[Start Given data]

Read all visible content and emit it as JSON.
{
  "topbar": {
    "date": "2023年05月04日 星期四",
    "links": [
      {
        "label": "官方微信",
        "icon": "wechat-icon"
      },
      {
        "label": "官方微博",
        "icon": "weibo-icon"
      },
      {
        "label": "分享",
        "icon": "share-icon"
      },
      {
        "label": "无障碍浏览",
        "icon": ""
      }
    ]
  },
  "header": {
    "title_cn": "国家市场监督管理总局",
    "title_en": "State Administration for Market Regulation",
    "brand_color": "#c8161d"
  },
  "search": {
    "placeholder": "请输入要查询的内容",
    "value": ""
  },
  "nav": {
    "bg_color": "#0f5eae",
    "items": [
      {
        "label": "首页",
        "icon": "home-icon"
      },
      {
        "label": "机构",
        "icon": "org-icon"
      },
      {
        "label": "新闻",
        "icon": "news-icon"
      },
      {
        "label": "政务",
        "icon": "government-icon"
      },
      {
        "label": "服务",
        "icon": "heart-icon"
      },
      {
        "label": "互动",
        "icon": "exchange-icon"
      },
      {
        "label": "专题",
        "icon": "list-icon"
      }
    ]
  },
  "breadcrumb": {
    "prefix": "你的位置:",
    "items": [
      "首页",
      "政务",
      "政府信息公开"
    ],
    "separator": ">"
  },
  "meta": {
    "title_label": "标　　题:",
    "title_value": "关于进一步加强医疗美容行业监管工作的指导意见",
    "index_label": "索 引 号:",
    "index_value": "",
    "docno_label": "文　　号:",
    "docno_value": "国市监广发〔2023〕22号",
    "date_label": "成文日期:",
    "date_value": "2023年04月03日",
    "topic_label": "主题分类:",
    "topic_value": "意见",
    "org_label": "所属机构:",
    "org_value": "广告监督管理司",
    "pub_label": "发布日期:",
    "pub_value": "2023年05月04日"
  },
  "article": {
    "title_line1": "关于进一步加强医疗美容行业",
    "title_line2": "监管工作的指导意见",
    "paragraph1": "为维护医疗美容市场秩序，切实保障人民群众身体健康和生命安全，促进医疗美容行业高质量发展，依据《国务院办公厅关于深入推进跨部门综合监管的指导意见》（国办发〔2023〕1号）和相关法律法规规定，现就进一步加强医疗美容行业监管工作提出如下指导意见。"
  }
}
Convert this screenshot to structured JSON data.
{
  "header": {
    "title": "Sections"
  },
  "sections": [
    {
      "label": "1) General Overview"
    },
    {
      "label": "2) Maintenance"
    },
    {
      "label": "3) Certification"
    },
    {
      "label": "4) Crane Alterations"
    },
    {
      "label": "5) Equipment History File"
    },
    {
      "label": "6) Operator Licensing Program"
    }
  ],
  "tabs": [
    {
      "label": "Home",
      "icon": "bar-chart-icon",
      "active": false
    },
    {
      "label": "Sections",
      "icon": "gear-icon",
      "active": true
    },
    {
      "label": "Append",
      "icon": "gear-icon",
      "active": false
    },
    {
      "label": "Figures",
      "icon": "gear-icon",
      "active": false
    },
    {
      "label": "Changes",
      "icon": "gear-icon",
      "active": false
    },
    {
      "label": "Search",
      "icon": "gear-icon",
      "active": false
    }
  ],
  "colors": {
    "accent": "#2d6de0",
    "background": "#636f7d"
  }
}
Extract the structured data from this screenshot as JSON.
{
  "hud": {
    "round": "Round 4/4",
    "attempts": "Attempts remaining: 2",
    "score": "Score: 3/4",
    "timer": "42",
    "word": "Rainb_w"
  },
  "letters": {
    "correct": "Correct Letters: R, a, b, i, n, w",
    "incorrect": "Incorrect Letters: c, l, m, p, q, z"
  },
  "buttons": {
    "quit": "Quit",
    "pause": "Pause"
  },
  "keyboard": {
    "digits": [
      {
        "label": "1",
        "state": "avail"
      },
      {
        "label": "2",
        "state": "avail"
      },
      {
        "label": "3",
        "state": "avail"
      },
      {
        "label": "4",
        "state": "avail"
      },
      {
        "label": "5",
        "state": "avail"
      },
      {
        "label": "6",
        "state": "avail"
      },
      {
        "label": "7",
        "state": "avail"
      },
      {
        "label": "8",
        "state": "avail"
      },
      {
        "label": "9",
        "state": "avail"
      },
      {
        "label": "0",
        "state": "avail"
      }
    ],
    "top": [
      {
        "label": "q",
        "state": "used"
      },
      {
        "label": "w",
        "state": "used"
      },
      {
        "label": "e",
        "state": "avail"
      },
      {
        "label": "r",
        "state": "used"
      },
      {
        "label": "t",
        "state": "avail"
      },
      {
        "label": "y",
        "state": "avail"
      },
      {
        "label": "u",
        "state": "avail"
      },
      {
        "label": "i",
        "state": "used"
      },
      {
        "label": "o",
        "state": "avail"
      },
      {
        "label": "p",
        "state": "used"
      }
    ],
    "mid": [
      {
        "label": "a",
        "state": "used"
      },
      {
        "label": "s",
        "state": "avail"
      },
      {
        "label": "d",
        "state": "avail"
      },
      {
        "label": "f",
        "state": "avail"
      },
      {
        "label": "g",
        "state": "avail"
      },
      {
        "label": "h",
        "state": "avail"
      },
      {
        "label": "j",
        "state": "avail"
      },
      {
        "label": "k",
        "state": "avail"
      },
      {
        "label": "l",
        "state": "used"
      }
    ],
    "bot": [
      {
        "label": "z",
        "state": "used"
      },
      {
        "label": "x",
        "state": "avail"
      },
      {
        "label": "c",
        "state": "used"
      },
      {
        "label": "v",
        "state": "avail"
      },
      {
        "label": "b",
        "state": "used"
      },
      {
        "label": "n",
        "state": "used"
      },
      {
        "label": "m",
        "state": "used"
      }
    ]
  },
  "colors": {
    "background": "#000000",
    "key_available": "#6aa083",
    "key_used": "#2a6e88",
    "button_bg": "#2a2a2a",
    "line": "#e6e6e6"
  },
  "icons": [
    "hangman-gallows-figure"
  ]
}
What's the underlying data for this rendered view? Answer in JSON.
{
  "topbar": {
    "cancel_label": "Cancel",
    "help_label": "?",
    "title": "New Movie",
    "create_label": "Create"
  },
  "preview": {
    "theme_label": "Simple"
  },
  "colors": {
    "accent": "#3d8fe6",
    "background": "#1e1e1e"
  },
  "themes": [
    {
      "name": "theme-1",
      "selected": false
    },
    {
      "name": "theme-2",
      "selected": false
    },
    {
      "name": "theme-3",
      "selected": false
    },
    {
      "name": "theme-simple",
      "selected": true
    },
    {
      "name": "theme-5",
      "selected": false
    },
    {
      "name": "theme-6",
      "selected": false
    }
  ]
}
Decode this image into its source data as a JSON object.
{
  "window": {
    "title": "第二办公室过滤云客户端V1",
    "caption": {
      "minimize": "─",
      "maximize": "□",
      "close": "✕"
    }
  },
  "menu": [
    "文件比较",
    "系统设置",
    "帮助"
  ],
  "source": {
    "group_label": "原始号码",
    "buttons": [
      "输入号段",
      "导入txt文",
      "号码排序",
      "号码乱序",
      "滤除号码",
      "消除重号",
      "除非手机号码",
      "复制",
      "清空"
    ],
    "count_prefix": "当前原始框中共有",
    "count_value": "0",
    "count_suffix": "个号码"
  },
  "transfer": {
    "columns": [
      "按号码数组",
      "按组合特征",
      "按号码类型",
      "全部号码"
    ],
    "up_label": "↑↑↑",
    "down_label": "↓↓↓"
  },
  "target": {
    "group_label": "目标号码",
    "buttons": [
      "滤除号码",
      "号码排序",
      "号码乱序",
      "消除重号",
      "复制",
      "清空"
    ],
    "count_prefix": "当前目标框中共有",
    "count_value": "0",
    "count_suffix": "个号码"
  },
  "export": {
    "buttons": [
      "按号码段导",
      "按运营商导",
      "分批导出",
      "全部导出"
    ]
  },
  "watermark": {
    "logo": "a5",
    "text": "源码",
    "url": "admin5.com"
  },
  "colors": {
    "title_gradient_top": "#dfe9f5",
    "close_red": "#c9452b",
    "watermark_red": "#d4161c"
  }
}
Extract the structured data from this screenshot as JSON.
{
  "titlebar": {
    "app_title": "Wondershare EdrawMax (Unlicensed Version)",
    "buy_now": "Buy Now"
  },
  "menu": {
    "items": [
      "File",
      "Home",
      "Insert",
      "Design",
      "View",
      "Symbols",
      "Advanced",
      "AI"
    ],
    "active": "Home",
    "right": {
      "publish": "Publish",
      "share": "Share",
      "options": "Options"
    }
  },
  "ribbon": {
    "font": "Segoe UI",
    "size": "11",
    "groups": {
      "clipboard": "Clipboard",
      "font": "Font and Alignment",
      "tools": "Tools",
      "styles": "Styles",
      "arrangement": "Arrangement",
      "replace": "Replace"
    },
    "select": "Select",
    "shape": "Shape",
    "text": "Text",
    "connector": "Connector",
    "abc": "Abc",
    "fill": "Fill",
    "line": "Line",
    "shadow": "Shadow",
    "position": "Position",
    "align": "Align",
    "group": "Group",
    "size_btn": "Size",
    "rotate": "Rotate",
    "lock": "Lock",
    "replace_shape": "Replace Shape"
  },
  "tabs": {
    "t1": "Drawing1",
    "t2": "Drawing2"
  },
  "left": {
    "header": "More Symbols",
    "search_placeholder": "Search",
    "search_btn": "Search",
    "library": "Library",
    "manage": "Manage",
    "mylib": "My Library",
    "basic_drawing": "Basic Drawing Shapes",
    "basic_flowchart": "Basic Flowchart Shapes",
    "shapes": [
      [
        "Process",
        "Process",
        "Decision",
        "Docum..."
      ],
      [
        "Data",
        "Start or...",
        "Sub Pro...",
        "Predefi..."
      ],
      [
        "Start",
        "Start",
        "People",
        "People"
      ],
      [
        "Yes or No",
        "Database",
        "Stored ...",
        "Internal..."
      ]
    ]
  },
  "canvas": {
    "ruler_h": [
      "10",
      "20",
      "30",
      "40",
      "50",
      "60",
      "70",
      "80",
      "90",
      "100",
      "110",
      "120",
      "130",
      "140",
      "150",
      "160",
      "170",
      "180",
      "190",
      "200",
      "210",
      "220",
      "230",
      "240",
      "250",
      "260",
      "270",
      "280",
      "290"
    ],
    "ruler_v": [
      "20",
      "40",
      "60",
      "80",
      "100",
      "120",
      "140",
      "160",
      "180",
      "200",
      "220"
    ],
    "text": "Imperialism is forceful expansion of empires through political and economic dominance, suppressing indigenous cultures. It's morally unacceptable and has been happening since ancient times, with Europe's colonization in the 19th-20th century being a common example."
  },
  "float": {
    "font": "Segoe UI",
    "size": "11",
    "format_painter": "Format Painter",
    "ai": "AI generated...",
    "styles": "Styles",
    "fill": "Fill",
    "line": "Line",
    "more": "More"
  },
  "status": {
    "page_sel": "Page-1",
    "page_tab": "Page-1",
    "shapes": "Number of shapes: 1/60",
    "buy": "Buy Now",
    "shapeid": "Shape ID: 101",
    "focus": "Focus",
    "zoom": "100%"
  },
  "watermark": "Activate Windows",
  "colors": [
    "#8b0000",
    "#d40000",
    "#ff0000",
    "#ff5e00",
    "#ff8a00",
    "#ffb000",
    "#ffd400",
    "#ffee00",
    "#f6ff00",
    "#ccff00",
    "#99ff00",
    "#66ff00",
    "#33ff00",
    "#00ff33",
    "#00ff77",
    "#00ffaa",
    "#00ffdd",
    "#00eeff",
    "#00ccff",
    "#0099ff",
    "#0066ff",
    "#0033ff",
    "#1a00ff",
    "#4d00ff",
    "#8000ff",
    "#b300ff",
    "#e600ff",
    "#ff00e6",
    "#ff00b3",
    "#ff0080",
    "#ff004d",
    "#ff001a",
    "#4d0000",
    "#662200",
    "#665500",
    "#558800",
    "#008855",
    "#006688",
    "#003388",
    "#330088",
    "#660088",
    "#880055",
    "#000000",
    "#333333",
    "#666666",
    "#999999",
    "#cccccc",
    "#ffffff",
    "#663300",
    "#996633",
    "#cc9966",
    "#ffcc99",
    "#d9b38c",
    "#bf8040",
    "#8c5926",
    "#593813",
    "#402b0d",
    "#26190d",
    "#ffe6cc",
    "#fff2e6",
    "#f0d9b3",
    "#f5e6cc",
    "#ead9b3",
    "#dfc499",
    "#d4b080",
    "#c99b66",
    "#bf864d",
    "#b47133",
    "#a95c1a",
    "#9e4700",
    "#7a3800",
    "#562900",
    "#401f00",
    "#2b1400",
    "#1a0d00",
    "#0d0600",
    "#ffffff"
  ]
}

[End Given data]

Given problem:
Return each full line of the entries that contains the word "background".

Response:
    "background": "#636f7d"
    "background": "#000000",
    "background": "#1e1e1e"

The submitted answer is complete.